## OBJECTIVE
Here are some entries; quote each one exactly.

## STORED RECORDS
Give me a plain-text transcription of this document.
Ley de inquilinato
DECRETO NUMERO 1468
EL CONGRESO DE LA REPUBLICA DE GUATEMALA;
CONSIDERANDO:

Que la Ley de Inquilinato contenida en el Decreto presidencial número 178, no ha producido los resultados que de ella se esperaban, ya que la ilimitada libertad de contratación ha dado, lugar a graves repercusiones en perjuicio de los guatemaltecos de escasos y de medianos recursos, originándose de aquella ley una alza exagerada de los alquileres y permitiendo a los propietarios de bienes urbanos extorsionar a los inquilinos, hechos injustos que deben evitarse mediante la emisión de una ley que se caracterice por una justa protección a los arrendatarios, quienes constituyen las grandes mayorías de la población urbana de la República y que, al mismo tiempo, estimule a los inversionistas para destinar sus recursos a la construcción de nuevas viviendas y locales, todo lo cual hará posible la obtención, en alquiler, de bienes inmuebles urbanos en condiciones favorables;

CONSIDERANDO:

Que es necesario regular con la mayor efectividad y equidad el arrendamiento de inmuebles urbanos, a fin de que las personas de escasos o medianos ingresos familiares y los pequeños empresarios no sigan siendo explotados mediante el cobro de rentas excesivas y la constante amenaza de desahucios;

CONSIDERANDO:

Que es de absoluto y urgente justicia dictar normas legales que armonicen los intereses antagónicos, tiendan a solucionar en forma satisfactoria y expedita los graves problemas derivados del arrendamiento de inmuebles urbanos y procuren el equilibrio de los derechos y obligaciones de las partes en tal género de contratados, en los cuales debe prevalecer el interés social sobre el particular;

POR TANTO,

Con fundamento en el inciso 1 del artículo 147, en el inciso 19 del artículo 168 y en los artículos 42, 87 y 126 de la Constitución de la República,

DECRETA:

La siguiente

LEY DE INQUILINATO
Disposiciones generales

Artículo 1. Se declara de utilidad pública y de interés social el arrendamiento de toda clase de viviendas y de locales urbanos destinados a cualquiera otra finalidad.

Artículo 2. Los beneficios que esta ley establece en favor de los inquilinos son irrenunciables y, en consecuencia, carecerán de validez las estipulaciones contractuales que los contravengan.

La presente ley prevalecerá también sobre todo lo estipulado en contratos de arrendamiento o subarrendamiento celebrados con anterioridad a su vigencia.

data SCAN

## FINAL RESULT
Give me a plain-text transcription of this document.
Ley de inquilinato
DECRETO NUMERO 1468
EL CONGRESO DE LA REPUBLICA DE GUATEMALA;
CONSIDERANDO:

Que la Ley de Inquilinato contenida en el Decreto presidencial número 178, no ha producido los resultados que de ella se esperaban, ya que la ilimitada libertad de contratación ha dado, lugar a graves repercusiones en perjuicio de los guatemaltecos de escasos y de medianos recursos, originándose de aquella ley una alza exagerada de los alquileres y permitiendo a los propietarios de bienes urbanos extorsionar a los inquilinos, hechos injustos que deben evitarse mediante la emisión de una ley que se caracterice por una justa protección a los arrendatarios, quienes constituyen las grandes mayorías de la población urbana de la República y que, al mismo tiempo, estimule a los inversionistas para destinar sus recursos a la construcción de nuevas viviendas y locales, todo lo cual hará posible la obtención, en alquiler, de bienes inmuebles urbanos en condiciones favorables;

CONSIDERANDO:

Que es necesario regular con la mayor efectividad y equidad el arrendamiento de inmuebles urbanos, a fin de que las personas de escasos o medianos ingresos familiares y los pequeños empresarios no sigan siendo explotados mediante el cobro de rentas excesivas y la constante amenaza de desahucios;

CONSIDERANDO:

Que es de absoluto y urgente justicia dictar normas legales que armonicen los intereses antagónicos, tiendan a solucionar en forma satisfactoria y expedita los graves problemas derivados del arrendamiento de inmuebles urbanos y procuren el equilibrio de los derechos y obligaciones de las partes en tal género de contratados, en los cuales debe prevalecer el interés social sobre el particular;

POR TANTO,

Con fundamento en el inciso 1 del artículo 147, en el inciso 19 del artículo 168 y en los artículos 42, 87 y 126 de la Constitución de la República,

DECRETA:

La siguiente

LEY DE INQUILINATO
Disposiciones generales

Artículo 1. Se declara de utilidad pública y de interés social el arrendamiento de toda clase de viviendas y de locales urbanos destinados a cualquiera otra finalidad.

Artículo 2. Los beneficios que esta ley establece en favor de los inquilinos son irrenunciables y, en consecuencia, carecerán de validez las estipulaciones contractuales que los contravengan.

La presente ley prevalecerá también sobre todo lo estipulado en contratos de arrendamiento o subarrendamiento celebrados con anterioridad a su vigencia.

data SCAN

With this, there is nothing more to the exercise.